== EXCERPT TO READ ==

Weekly Market Insights

The Markets (as of market close January 7, 2022)

After beginning the week on a high note, stocks couldn't maintain that momentum, ending the week in the red. Following a record close on Monday, the S&P 500 ended the week down 1.9%, the worst start to a year since 2016. Some investors may be concerned that the Federal Reserve will raise interest rates faster than had been anticipated. The Nasdaq fell 4.5%, its worst week since February 2021. Treasury yields continued to mount in anticipation of higher interest rates. While the December employment report showed a slightly underwhelming 199,000 new jobs added, the unemployment rate fell to a pandemic-era low of 3.9%, possibly adding further fodder for the Fed to continue its hawkish bent.

Wall Street kicked off the start of 2022 in fine fashion, recording record highs last Monday. The Nasdaq and the Russell 2000 climbed 1.2%. The large caps of the Dow (0.7%) and the S&P 500 (0.6%) advanced, while the Global Dow added 0.6%. Bond prices dipped, possibly in anticipation of rising interest rates, sending 10-year Treasury yields up to 1.62%. Crude oil prices rose $76.07 per barrel, while the dollar gained 0.7%. Energy (3.1%) and consumer discretionary (2.8%) led the market sectors, while materials, real estate, and health care fell. The risk rally sent gold prices down nearly 1.5% to $1,801.90 per ounce.

===

## TASKS TO COMPLETE
1. According to the market report, to what level did the unemployment rate fall in the December employment report?
2. Using the market report, explain why bond prices dipped on Monday and what that did to 10-year Treasury yields.
3. Write a continuation of the market report, starting after its last sentence.

== STUDY MATERIAL ==

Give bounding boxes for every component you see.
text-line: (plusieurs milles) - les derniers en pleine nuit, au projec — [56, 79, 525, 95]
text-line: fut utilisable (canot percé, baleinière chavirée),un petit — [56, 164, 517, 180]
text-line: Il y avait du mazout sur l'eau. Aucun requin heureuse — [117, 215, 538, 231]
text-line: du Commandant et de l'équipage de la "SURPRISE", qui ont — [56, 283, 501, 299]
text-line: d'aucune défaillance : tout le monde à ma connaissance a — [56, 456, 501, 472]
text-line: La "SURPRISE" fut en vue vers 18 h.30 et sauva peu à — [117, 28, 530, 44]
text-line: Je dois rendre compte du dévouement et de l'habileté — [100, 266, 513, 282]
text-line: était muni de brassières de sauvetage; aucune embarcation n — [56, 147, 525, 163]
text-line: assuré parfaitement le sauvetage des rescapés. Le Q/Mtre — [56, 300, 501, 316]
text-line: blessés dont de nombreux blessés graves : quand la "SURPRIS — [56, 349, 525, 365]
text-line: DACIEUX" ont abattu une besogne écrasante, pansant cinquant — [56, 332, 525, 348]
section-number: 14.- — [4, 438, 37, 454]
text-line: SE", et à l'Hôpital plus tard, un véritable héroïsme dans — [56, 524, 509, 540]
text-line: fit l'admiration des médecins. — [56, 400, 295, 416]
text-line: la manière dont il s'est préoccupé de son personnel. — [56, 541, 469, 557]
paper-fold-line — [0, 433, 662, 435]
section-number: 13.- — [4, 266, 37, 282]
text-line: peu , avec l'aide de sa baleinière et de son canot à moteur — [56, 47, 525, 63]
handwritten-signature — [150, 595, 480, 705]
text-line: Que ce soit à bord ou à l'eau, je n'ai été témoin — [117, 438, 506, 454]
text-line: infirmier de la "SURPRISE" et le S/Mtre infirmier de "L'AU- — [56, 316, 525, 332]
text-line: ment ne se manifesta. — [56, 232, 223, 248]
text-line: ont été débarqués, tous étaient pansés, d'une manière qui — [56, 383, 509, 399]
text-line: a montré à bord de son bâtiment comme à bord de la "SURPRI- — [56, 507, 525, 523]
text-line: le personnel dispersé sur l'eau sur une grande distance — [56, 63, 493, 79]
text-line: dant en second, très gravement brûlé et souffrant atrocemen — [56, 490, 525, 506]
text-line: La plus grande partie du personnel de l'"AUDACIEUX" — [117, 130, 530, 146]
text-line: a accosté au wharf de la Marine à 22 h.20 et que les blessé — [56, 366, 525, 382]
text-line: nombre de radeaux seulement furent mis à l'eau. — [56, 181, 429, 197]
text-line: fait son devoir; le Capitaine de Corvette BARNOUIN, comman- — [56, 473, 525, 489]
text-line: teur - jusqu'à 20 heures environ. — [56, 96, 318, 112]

===

## TASK-BY-TASK RESULTS
1. It fell to a pandemic-era low of 3.9%.

2. Bond prices dipped possibly because investors anticipated rising interest rates. The dip sent 10-year Treasury yields up to 1.62%.

3.
Stocks were mixed last Tuesday, with the Dow reaching its second record high in 2022, while a tech rout pulled the Nasdaq down 1.3%. The Russell 2000 and the Global Dow each gained more than 1.0% on the day, while the S&P 500 was little changed. Ten-year Treasury yields jumped to 1.66%, crude oil prices rose for the second consecutive day to close at $77.00 per barrel, while the dollar stalemated. Energy, financials, and industrials climbed higher, while information technology and health care trended lower.

Equities fell last Wednesday following the release of the minutes from the Federal Reserve meeting, raising the prospect for multiple interest-rate hikes beginning in the near term. The Nasdaq and the Russell 2000 each dropped 3.3%. The S&P 500 fell 1.9%. The Dow dipped 1.1%. Ten-year Treasury yields continued to rise, closing at 1.7% as bond prices fell. Crude oil prices rose marginally to close at $77.19 per barrel. The dollar was little changed. Each of the market sectors lost value, with the biggest declines hitting information technology, real estate, communication services, and consumer discretionary.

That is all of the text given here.